SHORT TASK
State how many lines hold the string "Mylesanne". Give the number and nothing else.

AVAILABLE RECORDS
--

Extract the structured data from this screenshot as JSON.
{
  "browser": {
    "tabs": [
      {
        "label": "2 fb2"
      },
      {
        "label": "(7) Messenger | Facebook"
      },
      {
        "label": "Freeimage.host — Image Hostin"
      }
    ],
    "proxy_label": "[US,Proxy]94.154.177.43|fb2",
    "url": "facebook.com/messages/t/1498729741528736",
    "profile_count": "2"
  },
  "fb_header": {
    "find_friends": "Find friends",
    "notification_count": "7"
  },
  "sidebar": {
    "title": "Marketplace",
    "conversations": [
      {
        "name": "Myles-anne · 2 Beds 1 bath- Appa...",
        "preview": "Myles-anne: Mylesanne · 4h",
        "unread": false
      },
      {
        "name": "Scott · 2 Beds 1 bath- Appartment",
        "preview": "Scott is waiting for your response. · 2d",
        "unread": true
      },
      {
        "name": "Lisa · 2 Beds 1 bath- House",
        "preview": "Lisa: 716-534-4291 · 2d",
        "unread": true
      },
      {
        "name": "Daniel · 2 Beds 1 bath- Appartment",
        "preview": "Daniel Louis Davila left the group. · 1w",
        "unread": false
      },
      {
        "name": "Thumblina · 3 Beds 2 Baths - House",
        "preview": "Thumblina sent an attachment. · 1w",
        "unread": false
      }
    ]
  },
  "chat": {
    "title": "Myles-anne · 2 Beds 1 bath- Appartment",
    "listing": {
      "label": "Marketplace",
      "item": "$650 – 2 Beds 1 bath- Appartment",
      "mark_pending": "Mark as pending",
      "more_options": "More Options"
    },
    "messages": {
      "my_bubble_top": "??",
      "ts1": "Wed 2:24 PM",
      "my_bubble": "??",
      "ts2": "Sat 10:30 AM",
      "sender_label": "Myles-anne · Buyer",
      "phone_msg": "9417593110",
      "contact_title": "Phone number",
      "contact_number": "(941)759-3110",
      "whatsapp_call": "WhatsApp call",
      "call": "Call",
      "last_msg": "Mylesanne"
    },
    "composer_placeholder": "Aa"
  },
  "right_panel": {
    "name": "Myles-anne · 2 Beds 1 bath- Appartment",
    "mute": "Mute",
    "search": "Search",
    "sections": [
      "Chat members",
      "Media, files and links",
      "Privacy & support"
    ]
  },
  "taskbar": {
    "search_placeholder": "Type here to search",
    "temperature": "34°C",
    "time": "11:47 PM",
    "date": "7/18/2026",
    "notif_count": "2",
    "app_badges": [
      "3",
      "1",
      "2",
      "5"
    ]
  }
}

--

COMPLETE OUTPUT
2